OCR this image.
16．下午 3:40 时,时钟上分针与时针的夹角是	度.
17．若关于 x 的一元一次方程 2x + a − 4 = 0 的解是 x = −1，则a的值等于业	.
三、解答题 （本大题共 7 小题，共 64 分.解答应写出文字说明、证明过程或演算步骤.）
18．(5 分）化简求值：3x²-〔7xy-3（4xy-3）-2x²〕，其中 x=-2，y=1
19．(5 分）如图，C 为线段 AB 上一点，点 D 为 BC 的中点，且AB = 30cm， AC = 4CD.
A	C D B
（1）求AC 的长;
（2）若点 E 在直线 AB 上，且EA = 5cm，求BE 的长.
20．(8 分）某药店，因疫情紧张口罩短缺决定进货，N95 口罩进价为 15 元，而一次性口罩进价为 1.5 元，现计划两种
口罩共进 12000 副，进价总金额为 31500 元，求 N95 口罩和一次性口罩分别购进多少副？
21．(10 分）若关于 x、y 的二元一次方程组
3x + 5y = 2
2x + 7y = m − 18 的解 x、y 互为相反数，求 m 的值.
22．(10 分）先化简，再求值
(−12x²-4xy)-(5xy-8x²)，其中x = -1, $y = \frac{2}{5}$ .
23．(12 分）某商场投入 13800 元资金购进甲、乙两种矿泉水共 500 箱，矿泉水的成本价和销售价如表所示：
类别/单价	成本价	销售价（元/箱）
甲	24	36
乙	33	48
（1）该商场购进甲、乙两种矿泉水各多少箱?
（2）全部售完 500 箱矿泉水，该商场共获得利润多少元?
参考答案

**Task instructions**. Repeat the records exactly, including every line.

**The output**.
OCR this image.
16．下午 3:40 时,时钟上分针与时针的夹角是	度.
17．若关于 x 的一元一次方程 2x + a − 4 = 0 的解是 x = −1，则a的值等于业	.
三、解答题 （本大题共 7 小题，共 64 分.解答应写出文字说明、证明过程或演算步骤.）
18．(5 分）化简求值：3x²-〔7xy-3（4xy-3）-2x²〕，其中 x=-2，y=1
19．(5 分）如图，C 为线段 AB 上一点，点 D 为 BC 的中点，且AB = 30cm， AC = 4CD.
A	C D B
（1）求AC 的长;
（2）若点 E 在直线 AB 上，且EA = 5cm，求BE 的长.
20．(8 分）某药店，因疫情紧张口罩短缺决定进货，N95 口罩进价为 15 元，而一次性口罩进价为 1.5 元，现计划两种
口罩共进 12000 副，进价总金额为 31500 元，求 N95 口罩和一次性口罩分别购进多少副？
21．(10 分）若关于 x、y 的二元一次方程组
3x + 5y = 2
2x + 7y = m − 18 的解 x、y 互为相反数，求 m 的值.
22．(10 分）先化简，再求值
(−12x²-4xy)-(5xy-8x²)，其中x = -1, $y = \frac{2}{5}$ .
23．(12 分）某商场投入 13800 元资金购进甲、乙两种矿泉水共 500 箱，矿泉水的成本价和销售价如表所示：
类别/单价	成本价	销售价（元/箱）
甲	24	36
乙	33	48
（1）该商场购进甲、乙两种矿泉水各多少箱?
（2）全部售完 500 箱矿泉水，该商场共获得利润多少元?
参考答案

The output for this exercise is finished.